── DATASET ──
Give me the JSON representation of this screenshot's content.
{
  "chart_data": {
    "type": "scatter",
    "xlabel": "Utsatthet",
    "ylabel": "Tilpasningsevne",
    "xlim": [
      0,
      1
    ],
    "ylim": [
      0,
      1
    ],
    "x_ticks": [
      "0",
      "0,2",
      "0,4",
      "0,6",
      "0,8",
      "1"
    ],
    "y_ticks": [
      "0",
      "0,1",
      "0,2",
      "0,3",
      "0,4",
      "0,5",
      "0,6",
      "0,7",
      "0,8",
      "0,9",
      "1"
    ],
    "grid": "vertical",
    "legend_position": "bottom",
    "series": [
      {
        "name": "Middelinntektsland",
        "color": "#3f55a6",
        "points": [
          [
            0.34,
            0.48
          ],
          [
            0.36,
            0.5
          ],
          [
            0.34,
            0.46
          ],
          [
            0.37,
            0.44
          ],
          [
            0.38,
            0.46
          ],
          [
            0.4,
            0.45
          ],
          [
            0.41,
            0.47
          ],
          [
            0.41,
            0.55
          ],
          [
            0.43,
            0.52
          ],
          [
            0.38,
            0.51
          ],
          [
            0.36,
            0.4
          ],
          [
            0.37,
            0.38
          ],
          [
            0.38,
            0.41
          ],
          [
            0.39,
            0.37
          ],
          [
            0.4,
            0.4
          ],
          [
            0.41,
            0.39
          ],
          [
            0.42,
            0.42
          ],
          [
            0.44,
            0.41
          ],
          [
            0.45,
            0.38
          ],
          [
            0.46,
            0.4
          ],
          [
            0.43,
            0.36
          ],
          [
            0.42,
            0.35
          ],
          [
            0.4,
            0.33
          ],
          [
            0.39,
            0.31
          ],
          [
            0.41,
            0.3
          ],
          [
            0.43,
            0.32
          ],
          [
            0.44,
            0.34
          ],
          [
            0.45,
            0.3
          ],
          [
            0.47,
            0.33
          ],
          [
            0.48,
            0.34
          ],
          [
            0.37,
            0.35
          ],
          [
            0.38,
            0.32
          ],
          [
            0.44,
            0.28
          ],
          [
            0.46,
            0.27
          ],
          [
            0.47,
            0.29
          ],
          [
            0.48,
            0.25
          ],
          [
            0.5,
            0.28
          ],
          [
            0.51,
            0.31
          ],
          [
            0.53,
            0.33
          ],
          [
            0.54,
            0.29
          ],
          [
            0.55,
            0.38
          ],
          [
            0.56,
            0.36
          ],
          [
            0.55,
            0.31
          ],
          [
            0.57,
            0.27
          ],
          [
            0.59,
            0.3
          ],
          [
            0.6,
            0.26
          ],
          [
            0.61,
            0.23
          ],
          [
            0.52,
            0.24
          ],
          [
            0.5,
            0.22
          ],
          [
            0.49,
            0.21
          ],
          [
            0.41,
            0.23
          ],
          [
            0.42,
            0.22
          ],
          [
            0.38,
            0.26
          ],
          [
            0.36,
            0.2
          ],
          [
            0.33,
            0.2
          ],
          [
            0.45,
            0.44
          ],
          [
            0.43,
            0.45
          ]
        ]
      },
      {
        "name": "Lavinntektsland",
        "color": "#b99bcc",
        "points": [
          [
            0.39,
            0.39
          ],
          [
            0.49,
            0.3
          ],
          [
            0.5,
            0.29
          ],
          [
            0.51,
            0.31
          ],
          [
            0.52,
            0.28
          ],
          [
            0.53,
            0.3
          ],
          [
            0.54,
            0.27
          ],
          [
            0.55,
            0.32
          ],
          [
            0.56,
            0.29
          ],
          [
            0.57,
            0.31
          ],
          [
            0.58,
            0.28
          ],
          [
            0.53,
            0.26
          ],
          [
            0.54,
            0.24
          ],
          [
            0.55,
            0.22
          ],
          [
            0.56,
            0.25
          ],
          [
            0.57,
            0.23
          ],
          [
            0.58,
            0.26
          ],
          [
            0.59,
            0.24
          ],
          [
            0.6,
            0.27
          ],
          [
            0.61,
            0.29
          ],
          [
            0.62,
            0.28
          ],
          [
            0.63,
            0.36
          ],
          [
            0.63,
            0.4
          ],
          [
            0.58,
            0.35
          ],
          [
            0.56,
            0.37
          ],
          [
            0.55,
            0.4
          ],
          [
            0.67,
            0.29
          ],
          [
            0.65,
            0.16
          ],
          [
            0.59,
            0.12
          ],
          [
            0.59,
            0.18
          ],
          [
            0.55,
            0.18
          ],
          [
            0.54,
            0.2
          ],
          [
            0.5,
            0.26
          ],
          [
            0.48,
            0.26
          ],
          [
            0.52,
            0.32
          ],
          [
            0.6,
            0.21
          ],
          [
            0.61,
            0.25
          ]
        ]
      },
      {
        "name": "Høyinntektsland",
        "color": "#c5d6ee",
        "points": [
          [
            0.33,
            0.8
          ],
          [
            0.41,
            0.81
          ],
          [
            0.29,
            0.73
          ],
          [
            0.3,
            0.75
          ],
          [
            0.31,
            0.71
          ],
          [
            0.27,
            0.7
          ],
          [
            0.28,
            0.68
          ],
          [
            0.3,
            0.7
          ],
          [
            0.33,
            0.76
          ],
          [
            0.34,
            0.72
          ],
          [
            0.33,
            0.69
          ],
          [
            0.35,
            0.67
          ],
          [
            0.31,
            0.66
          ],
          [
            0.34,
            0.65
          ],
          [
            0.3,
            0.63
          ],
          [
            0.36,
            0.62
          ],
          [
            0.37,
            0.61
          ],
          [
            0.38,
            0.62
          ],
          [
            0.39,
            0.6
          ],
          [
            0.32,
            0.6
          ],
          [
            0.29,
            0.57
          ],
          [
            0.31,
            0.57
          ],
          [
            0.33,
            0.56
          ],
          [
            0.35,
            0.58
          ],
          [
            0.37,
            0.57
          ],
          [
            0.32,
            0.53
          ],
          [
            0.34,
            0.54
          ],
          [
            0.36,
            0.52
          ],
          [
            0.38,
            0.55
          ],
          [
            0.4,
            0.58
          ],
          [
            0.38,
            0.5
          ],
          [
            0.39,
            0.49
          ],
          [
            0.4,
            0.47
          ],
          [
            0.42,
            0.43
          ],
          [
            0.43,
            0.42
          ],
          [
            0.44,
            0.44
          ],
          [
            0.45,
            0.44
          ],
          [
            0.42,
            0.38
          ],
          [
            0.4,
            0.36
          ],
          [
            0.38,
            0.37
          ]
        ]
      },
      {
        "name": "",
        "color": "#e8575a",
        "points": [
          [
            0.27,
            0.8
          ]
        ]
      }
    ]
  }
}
───
== WHAT YOU NEED TO DO ==
Search the listing above for the string "name". Copy every line that contains it.

== TASK ANSWER ==
        "name": "Middelinntektsland",
        "name": "Lavinntektsland",
        "name": "Høyinntektsland",
        "name": "",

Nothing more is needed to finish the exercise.